### [Dataset records]
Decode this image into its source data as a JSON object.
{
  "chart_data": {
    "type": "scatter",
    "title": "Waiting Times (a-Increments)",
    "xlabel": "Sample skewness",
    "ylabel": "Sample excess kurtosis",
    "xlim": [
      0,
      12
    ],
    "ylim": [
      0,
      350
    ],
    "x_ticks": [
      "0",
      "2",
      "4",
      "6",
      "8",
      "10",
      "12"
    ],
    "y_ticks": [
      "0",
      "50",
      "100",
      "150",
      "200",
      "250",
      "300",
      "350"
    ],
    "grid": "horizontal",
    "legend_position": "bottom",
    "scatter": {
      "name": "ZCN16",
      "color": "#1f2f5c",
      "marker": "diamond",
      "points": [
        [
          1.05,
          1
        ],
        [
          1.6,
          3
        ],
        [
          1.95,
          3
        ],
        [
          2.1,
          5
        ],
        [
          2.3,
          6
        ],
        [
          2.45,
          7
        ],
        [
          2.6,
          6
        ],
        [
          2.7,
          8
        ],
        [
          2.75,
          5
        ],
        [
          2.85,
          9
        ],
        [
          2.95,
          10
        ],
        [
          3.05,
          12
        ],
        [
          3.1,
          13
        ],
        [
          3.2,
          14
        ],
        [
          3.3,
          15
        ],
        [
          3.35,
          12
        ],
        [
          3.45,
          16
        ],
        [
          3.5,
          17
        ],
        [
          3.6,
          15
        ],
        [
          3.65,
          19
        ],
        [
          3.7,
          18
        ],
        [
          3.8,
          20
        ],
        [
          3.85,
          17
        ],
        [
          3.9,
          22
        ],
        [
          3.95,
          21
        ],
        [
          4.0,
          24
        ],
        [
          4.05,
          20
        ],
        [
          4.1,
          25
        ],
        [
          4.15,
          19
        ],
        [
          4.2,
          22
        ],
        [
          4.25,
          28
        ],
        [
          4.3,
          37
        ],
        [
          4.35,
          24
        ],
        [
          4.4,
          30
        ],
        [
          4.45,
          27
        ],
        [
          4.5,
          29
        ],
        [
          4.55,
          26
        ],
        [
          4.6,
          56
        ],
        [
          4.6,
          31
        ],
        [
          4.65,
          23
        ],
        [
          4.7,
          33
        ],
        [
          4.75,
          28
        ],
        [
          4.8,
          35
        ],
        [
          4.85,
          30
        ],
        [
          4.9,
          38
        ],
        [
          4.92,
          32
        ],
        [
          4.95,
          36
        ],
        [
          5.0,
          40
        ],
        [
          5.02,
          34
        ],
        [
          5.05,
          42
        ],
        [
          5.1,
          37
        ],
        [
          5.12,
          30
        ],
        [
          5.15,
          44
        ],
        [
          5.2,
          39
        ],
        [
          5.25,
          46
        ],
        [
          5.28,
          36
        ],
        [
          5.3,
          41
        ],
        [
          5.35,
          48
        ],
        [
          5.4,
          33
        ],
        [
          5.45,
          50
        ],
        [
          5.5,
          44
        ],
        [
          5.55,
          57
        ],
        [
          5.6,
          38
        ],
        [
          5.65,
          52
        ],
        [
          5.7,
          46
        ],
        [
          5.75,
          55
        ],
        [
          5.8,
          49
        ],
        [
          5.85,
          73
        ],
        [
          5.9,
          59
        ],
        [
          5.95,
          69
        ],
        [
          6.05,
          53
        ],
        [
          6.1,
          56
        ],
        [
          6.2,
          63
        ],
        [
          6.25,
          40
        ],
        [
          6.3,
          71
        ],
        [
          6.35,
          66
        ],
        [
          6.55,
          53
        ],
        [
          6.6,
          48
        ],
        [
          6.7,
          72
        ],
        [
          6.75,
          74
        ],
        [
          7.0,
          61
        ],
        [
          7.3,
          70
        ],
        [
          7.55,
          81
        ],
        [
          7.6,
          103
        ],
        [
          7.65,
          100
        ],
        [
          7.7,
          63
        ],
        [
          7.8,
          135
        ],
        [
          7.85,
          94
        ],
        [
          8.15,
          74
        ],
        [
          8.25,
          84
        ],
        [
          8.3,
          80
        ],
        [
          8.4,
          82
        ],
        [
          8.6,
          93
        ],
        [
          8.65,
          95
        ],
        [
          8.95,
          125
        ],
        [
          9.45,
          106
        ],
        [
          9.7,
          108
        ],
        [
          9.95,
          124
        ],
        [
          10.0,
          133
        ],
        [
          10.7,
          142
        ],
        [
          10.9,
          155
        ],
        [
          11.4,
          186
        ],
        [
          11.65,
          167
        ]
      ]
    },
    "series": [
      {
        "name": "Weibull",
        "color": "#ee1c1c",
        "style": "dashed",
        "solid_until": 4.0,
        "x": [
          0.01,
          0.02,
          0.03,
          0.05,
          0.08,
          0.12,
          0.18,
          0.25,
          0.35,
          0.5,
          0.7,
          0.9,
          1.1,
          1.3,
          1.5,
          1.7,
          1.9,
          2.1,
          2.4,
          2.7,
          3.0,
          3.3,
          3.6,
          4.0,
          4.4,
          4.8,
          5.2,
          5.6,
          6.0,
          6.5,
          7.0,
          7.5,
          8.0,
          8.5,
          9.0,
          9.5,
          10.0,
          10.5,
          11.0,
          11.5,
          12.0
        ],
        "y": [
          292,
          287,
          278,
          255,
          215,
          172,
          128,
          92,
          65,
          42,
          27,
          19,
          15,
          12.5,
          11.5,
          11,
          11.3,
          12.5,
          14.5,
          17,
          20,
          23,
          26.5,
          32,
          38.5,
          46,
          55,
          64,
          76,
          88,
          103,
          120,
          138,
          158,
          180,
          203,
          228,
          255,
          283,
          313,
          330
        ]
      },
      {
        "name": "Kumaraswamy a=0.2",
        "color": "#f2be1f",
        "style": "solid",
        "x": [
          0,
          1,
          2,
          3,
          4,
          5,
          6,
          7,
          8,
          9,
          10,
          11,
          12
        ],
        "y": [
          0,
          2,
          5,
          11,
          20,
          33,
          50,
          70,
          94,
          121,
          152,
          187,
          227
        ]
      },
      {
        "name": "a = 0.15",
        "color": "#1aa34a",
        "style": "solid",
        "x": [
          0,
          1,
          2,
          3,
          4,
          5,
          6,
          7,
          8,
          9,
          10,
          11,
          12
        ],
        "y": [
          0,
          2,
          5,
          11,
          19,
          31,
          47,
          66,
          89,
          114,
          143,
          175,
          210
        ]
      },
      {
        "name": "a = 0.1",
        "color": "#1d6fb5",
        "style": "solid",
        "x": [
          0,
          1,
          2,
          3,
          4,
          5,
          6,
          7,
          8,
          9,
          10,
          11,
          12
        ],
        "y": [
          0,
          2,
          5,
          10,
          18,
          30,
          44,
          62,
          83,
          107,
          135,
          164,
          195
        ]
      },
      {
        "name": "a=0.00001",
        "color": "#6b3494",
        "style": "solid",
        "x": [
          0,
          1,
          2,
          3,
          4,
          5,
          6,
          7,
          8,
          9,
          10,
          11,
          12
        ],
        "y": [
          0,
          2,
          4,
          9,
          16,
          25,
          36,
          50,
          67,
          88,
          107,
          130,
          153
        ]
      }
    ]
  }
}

### [What you are asked to do]
State only the count of lines above that hold the string "color".

### [Complete answer]
6